◆ **TASK STATEMENT**
Your task is to give the data again, exactly, with every line intact.

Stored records

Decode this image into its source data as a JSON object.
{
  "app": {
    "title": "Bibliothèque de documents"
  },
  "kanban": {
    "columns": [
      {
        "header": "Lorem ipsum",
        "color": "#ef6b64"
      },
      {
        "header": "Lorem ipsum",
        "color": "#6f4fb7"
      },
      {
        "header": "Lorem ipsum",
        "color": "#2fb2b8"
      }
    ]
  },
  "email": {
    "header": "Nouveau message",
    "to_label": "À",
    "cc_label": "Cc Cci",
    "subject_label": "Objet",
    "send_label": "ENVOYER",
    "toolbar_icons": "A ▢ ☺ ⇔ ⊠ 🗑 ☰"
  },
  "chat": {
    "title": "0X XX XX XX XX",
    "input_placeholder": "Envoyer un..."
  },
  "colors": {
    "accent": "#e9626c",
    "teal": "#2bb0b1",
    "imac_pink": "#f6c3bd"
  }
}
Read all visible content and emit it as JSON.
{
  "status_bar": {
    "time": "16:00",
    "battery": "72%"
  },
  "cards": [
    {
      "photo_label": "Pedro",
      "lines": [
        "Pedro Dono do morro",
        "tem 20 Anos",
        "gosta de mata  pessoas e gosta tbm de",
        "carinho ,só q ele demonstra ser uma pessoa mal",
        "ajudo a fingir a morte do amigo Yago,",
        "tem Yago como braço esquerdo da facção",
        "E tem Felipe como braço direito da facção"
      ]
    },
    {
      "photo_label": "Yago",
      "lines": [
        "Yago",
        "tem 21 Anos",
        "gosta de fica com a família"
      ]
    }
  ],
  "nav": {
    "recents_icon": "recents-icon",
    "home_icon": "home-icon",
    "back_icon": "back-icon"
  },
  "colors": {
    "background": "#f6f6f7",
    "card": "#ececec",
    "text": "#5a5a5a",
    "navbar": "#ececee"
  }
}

◆ **ANSWER TO THE TASK**
Decode this image into its source data as a JSON object.
{
  "app": {
    "title": "Bibliothèque de documents"
  },
  "kanban": {
    "columns": [
      {
        "header": "Lorem ipsum",
        "color": "#ef6b64"
      },
      {
        "header": "Lorem ipsum",
        "color": "#6f4fb7"
      },
      {
        "header": "Lorem ipsum",
        "color": "#2fb2b8"
      }
    ]
  },
  "email": {
    "header": "Nouveau message",
    "to_label": "À",
    "cc_label": "Cc Cci",
    "subject_label": "Objet",
    "send_label": "ENVOYER",
    "toolbar_icons": "A ▢ ☺ ⇔ ⊠ 🗑 ☰"
  },
  "chat": {
    "title": "0X XX XX XX XX",
    "input_placeholder": "Envoyer un..."
  },
  "colors": {
    "accent": "#e9626c",
    "teal": "#2bb0b1",
    "imac_pink": "#f6c3bd"
  }
}
Read all visible content and emit it as JSON.
{
  "status_bar": {
    "time": "16:00",
    "battery": "72%"
  },
  "cards": [
    {
      "photo_label": "Pedro",
      "lines": [
        "Pedro Dono do morro",
        "tem 20 Anos",
        "gosta de mata  pessoas e gosta tbm de",
        "carinho ,só q ele demonstra ser uma pessoa mal",
        "ajudo a fingir a morte do amigo Yago,",
        "tem Yago como braço esquerdo da facção",
        "E tem Felipe como braço direito da facção"
      ]
    },
    {
      "photo_label": "Yago",
      "lines": [
        "Yago",
        "tem 21 Anos",
        "gosta de fica com a família"
      ]
    }
  ],
  "nav": {
    "recents_icon": "recents-icon",
    "home_icon": "home-icon",
    "back_icon": "back-icon"
  },
  "colors": {
    "background": "#f6f6f7",
    "card": "#ececec",
    "text": "#5a5a5a",
    "navbar": "#ececee"
  }
}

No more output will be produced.